[TEXT]
────

But funding will be needed far beyond pandemic-related activities. Governments should urgently mobilise funds to mitigate the harms to health and other rights, including food, housing, and education. Governments possess the primary responsibility for ensuring their inhabitants' rights and should substantially increase domestic funding, using inclusive national processes to develop financing strategies using the “maximum of…available resources”,13 and prioritising the needs of marginalised populations.114
Although more domestic financing is necessary, domestic financing alone will be insufficient given the scale of the need. An International Monetary Fund analysis based on several case studies suggests that pandemic setbacks could increase the Sustainable Development Goals spending requirements in LMICs by an average of about 20% across key sectors including health, education, and water and sanitation.115 The Sustainable Development Goals funding gaps were already immense, and the harms to health and other rights during COVID-19 far-reaching (panel 3).
Therefore, besides meeting the UN target of 0·7% gross national income for official development assistance as a matter of course, high-income countries should designate the equivalent of at least 3% of their domestic COVID-19 stimulus, response, and recovery measures for global assistance. Domestic COVID-19 funding from the G20 countries (the world's largest economies) was at least $14 trillion.116 3% is approximately what the USA—which has a small foreign aid budget when compared with its gross domestic product relative to most other high-income nations117—spends from its discretionary budget annually on foreign assistance;118 at least as much should be expected for global public health emergency spending. This amount of funding would be a reasonable starting point for negotiating a global standard.

────

[Entries taken from a collection]
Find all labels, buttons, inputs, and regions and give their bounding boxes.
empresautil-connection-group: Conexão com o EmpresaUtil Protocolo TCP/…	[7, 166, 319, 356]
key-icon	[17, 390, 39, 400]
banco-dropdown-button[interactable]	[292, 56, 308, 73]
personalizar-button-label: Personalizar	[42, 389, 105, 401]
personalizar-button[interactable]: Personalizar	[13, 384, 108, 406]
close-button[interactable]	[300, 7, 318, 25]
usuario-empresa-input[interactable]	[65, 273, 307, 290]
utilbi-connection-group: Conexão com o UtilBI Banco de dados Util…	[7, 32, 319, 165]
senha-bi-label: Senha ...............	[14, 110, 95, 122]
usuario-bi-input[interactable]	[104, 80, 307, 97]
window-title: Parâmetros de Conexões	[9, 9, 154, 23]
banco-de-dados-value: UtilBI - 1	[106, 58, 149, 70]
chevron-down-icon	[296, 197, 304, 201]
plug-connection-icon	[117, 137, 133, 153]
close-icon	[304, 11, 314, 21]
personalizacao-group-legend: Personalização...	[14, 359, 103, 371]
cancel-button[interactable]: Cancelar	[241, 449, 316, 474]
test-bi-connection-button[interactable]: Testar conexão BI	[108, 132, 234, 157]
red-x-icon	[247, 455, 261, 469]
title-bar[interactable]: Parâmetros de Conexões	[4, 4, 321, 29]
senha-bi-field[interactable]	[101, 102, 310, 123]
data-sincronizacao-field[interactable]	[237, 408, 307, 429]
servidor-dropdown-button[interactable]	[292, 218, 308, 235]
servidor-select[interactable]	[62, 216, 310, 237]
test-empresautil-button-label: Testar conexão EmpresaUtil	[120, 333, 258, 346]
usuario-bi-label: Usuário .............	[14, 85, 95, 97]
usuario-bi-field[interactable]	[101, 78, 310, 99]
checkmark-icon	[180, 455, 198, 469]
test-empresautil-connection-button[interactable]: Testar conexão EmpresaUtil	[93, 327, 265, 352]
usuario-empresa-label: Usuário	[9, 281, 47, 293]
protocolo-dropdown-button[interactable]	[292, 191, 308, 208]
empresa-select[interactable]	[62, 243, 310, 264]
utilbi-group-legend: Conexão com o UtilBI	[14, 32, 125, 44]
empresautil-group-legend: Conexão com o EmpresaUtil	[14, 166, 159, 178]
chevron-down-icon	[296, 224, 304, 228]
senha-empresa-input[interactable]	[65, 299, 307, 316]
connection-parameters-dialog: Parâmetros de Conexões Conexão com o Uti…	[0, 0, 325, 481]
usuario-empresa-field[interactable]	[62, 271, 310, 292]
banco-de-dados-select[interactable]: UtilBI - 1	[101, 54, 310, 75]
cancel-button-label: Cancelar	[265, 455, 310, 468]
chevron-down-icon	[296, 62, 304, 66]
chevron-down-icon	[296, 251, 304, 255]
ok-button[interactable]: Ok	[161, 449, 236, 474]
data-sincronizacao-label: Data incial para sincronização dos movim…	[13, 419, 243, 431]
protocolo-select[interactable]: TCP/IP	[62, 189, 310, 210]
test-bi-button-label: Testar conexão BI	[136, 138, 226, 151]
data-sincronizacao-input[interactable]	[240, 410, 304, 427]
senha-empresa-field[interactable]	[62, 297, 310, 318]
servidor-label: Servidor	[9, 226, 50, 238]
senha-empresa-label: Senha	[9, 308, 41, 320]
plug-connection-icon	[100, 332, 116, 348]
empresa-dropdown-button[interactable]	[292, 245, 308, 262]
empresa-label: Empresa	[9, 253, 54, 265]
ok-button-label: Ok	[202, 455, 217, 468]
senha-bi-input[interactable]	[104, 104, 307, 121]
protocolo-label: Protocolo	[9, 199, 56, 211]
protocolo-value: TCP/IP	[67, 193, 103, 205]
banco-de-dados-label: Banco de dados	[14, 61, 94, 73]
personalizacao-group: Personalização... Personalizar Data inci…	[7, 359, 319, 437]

────

[EXERCISE REQUIREMENTS]
[1] Answer these questions using the text on pandemic funding:
(a) According to the International Monetary Fund analysis, by about what average percentage could pandemic setbacks raise Sustainable Development Goals spending requirements in LMICs?
(b) What minimum share of their domestic COVID-19 stimulus, response, and recovery measures should high-income countries designate for global assistance?
(c) How much domestic COVID-19 funding did the G20 countries provide at a minimum?
[2] Copy, word for word, everything in the text on pandemic funding from "Therefore, besides meeting" down to "a global standard.".

[RESPONSES IN ORDER]
[1]
(a) About 20%.
(b) At least 3%.
(c) At least $14 trillion.

[2]
Therefore, besides meeting the UN target of 0·7% gross national income for official development assistance as a matter of course, high-income countries should designate the equivalent of at least 3% of their domestic COVID-19 stimulus, response, and recovery measures for global assistance. Domestic COVID-19 funding from the G20 countries (the world's largest economies) was at least $14 trillion.116 3% is approximately what the USA—which has a small foreign aid budget when compared with its gross domestic product relative to most other high-income nations117—spends from its discretionary budget annually on foreign assistance;118 at least as much should be expected for global public health emergency spending. This amount of funding would be a reasonable starting point for negotiating a global standard.